Data records:
((

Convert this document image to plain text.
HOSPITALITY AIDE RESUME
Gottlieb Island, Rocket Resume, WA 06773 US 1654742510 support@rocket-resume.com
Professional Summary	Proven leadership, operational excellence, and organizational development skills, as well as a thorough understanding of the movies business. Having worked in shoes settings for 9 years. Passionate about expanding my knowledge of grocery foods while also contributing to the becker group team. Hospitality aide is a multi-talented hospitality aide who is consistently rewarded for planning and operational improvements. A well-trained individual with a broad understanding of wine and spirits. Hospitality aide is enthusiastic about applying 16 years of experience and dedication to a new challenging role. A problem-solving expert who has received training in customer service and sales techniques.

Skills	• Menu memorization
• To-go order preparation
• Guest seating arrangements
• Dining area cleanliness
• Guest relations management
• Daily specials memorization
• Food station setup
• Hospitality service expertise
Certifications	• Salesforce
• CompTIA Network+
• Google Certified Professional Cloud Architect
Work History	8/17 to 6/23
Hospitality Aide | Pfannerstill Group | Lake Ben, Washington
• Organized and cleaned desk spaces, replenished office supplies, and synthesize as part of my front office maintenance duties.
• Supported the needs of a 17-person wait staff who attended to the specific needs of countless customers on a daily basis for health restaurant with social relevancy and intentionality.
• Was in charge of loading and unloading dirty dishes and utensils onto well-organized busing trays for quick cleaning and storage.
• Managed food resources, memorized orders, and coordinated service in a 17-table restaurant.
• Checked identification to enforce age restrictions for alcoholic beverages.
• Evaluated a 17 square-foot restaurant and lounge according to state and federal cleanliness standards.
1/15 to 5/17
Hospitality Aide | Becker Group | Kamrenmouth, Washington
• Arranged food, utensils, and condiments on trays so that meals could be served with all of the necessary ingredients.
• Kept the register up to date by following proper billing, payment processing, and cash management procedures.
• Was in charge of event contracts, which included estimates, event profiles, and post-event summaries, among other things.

))

(Required task)
Transcribe each entry precisely, missing none.

(Task solution)
Convert this document image to plain text.
HOSPITALITY AIDE RESUME
Gottlieb Island, Rocket Resume, WA 06773 US 1654742510 support@rocket-resume.com
Professional Summary	Proven leadership, operational excellence, and organizational development skills, as well as a thorough understanding of the movies business. Having worked in shoes settings for 9 years. Passionate about expanding my knowledge of grocery foods while also contributing to the becker group team. Hospitality aide is a multi-talented hospitality aide who is consistently rewarded for planning and operational improvements. A well-trained individual with a broad understanding of wine and spirits. Hospitality aide is enthusiastic about applying 16 years of experience and dedication to a new challenging role. A problem-solving expert who has received training in customer service and sales techniques.

Skills	• Menu memorization
• To-go order preparation
• Guest seating arrangements
• Dining area cleanliness
• Guest relations management
• Daily specials memorization
• Food station setup
• Hospitality service expertise
Certifications	• Salesforce
• CompTIA Network+
• Google Certified Professional Cloud Architect
Work History	8/17 to 6/23
Hospitality Aide | Pfannerstill Group | Lake Ben, Washington
• Organized and cleaned desk spaces, replenished office supplies, and synthesize as part of my front office maintenance duties.
• Supported the needs of a 17-person wait staff who attended to the specific needs of countless customers on a daily basis for health restaurant with social relevancy and intentionality.
• Was in charge of loading and unloading dirty dishes and utensils onto well-organized busing trays for quick cleaning and storage.
• Managed food resources, memorized orders, and coordinated service in a 17-table restaurant.
• Checked identification to enforce age restrictions for alcoholic beverages.
• Evaluated a 17 square-foot restaurant and lounge according to state and federal cleanliness standards.
1/15 to 5/17
Hospitality Aide | Becker Group | Kamrenmouth, Washington
• Arranged food, utensils, and condiments on trays so that meals could be served with all of the necessary ingredients.
• Kept the register up to date by following proper billing, payment processing, and cash management procedures.
• Was in charge of event contracts, which included estimates, event profiles, and post-event summaries, among other things.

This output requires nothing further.